The problem -
Print the entire listing. Each line must match the original exactly.

Rows -
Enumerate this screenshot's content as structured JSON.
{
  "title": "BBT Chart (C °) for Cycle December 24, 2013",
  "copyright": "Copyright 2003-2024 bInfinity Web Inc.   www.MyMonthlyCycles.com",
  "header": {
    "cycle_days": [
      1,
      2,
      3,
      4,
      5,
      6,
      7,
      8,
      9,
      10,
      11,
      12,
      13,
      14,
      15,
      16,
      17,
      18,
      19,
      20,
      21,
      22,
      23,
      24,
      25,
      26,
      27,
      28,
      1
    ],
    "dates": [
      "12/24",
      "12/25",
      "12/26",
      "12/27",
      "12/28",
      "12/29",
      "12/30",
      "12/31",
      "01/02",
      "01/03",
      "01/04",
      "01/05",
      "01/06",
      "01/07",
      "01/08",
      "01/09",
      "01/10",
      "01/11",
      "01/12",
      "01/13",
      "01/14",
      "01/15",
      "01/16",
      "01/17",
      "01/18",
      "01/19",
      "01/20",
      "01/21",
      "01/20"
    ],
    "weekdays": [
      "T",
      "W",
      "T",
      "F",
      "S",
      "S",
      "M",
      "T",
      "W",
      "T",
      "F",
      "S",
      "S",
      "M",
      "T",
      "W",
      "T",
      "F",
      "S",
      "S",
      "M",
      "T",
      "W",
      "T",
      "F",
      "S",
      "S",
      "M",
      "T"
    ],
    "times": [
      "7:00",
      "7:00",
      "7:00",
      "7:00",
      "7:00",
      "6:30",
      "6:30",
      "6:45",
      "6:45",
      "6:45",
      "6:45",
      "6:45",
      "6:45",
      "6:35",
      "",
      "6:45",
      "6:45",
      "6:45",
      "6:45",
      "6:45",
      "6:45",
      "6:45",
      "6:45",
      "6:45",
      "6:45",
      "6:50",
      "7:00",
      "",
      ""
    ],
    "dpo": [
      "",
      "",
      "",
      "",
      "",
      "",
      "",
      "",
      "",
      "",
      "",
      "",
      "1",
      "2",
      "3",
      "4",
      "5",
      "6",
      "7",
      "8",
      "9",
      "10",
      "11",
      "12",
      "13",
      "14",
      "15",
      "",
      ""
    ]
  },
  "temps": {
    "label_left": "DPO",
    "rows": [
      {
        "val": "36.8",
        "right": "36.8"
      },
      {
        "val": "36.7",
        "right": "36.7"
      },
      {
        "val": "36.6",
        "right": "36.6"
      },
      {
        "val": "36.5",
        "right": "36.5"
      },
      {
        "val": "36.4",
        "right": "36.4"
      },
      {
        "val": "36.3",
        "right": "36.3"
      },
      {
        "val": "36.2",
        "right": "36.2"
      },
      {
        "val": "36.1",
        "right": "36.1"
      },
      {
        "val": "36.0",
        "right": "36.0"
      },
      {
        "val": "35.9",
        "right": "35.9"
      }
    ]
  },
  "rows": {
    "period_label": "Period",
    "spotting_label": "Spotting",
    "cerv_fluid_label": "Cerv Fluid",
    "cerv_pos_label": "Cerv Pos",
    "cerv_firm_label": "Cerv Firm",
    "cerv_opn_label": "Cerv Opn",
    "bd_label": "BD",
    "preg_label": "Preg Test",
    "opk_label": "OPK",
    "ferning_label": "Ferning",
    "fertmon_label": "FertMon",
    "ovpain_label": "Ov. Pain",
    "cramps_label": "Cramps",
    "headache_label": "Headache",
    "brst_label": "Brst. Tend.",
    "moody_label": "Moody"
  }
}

In response -
Enumerate this screenshot's content as structured JSON.
{
  "title": "BBT Chart (C °) for Cycle December 24, 2013",
  "copyright": "Copyright 2003-2024 bInfinity Web Inc.   www.MyMonthlyCycles.com",
  "header": {
    "cycle_days": [
      1,
      2,
      3,
      4,
      5,
      6,
      7,
      8,
      9,
      10,
      11,
      12,
      13,
      14,
      15,
      16,
      17,
      18,
      19,
      20,
      21,
      22,
      23,
      24,
      25,
      26,
      27,
      28,
      1
    ],
    "dates": [
      "12/24",
      "12/25",
      "12/26",
      "12/27",
      "12/28",
      "12/29",
      "12/30",
      "12/31",
      "01/02",
      "01/03",
      "01/04",
      "01/05",
      "01/06",
      "01/07",
      "01/08",
      "01/09",
      "01/10",
      "01/11",
      "01/12",
      "01/13",
      "01/14",
      "01/15",
      "01/16",
      "01/17",
      "01/18",
      "01/19",
      "01/20",
      "01/21",
      "01/20"
    ],
    "weekdays": [
      "T",
      "W",
      "T",
      "F",
      "S",
      "S",
      "M",
      "T",
      "W",
      "T",
      "F",
      "S",
      "S",
      "M",
      "T",
      "W",
      "T",
      "F",
      "S",
      "S",
      "M",
      "T",
      "W",
      "T",
      "F",
      "S",
      "S",
      "M",
      "T"
    ],
    "times": [
      "7:00",
      "7:00",
      "7:00",
      "7:00",
      "7:00",
      "6:30",
      "6:30",
      "6:45",
      "6:45",
      "6:45",
      "6:45",
      "6:45",
      "6:45",
      "6:35",
      "",
      "6:45",
      "6:45",
      "6:45",
      "6:45",
      "6:45",
      "6:45",
      "6:45",
      "6:45",
      "6:45",
      "6:45",
      "6:50",
      "7:00",
      "",
      ""
    ],
    "dpo": [
      "",
      "",
      "",
      "",
      "",
      "",
      "",
      "",
      "",
      "",
      "",
      "",
      "1",
      "2",
      "3",
      "4",
      "5",
      "6",
      "7",
      "8",
      "9",
      "10",
      "11",
      "12",
      "13",
      "14",
      "15",
      "",
      ""
    ]
  },
  "temps": {
    "label_left": "DPO",
    "rows": [
      {
        "val": "36.8",
        "right": "36.8"
      },
      {
        "val": "36.7",
        "right": "36.7"
      },
      {
        "val": "36.6",
        "right": "36.6"
      },
      {
        "val": "36.5",
        "right": "36.5"
      },
      {
        "val": "36.4",
        "right": "36.4"
      },
      {
        "val": "36.3",
        "right": "36.3"
      },
      {
        "val": "36.2",
        "right": "36.2"
      },
      {
        "val": "36.1",
        "right": "36.1"
      },
      {
        "val": "36.0",
        "right": "36.0"
      },
      {
        "val": "35.9",
        "right": "35.9"
      }
    ]
  },
  "rows": {
    "period_label": "Period",
    "spotting_label": "Spotting",
    "cerv_fluid_label": "Cerv Fluid",
    "cerv_pos_label": "Cerv Pos",
    "cerv_firm_label": "Cerv Firm",
    "cerv_opn_label": "Cerv Opn",
    "bd_label": "BD",
    "preg_label": "Preg Test",
    "opk_label": "OPK",
    "ferning_label": "Ferning",
    "fertmon_label": "FertMon",
    "ovpain_label": "Ov. Pain",
    "cramps_label": "Cramps",
    "headache_label": "Headache",
    "brst_label": "Brst. Tend.",
    "moody_label": "Moody"
  }
}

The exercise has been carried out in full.